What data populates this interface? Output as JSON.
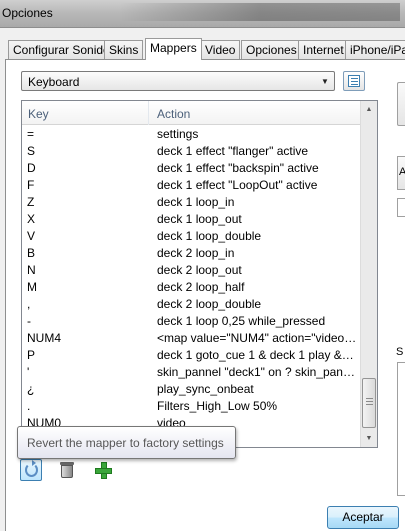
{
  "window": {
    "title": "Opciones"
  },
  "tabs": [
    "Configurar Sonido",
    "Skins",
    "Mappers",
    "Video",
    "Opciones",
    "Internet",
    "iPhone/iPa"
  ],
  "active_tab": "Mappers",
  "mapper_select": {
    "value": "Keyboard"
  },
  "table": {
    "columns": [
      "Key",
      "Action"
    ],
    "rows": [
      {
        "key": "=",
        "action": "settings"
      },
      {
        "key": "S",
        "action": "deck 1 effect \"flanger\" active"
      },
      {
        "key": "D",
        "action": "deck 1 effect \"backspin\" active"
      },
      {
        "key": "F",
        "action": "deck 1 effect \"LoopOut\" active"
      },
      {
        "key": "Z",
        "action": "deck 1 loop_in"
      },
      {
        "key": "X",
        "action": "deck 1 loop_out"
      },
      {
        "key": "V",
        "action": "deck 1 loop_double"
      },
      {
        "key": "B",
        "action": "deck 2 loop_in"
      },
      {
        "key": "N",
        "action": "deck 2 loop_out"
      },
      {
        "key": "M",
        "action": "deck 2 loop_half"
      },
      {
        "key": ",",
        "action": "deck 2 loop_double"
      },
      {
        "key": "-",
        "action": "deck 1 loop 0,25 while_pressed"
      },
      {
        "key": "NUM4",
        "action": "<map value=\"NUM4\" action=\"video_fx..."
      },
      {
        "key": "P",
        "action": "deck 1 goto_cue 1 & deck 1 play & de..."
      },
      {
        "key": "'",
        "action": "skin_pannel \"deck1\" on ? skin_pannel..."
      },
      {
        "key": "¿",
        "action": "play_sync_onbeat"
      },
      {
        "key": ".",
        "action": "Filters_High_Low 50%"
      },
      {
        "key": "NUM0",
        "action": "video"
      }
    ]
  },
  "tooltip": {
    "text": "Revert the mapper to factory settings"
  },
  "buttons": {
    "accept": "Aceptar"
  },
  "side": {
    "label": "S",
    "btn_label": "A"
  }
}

***

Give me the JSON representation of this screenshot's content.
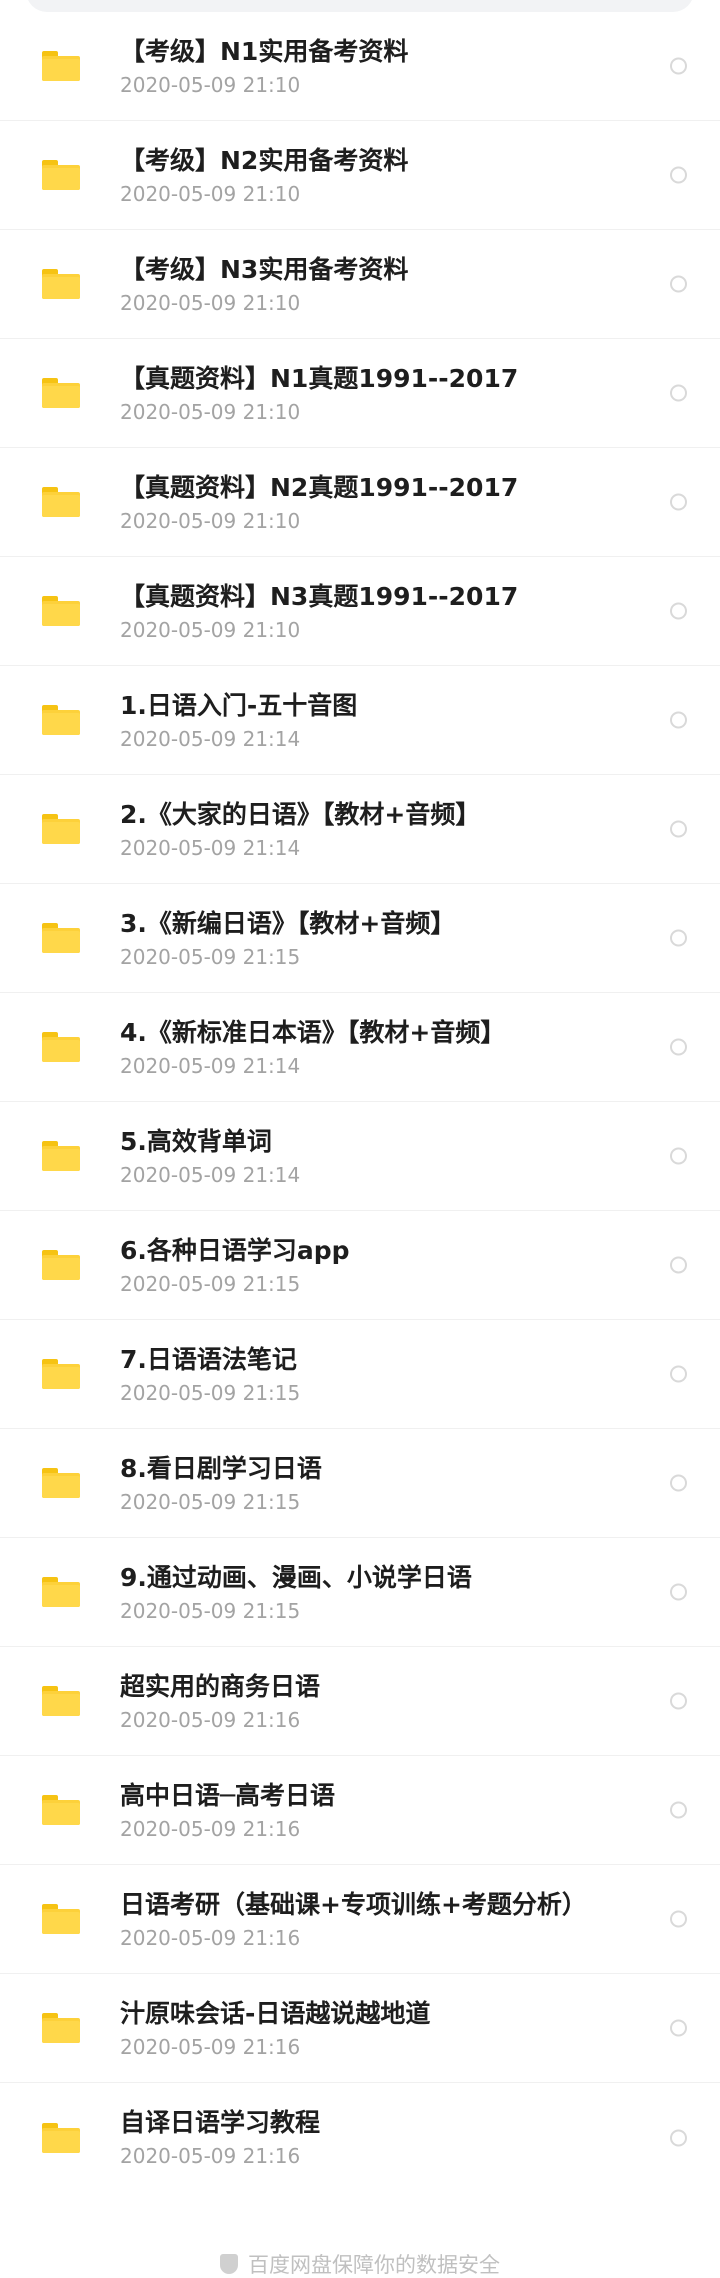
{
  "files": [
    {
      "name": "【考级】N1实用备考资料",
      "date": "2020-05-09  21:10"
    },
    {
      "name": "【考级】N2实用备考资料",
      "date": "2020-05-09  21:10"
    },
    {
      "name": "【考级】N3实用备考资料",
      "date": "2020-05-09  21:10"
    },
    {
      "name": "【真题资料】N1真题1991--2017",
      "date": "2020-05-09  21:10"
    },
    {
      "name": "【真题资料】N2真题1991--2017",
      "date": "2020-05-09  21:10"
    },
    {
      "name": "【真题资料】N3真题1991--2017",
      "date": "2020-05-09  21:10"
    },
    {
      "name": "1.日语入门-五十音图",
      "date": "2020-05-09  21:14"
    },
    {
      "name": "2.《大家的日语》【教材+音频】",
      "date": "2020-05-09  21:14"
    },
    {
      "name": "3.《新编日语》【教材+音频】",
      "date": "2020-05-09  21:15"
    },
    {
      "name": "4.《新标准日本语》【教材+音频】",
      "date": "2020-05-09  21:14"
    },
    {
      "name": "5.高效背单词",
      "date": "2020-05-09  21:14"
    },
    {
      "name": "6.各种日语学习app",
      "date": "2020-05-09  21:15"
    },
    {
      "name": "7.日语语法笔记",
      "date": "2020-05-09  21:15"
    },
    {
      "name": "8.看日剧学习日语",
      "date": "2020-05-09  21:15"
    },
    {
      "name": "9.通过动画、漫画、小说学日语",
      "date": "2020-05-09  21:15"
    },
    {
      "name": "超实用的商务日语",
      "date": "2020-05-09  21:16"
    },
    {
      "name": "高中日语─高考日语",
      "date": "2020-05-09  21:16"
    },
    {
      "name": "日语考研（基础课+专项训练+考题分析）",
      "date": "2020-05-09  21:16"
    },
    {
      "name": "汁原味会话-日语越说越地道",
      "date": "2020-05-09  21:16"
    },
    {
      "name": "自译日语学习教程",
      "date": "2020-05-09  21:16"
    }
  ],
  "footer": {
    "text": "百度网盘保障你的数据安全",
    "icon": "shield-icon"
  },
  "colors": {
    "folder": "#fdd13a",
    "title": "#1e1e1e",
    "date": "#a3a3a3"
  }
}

***

Above are the records. Copy every line in them holding "value".

    "value": "Keyboard"
        "action": "<map value=\"NUM4\" action=\"video_fx..."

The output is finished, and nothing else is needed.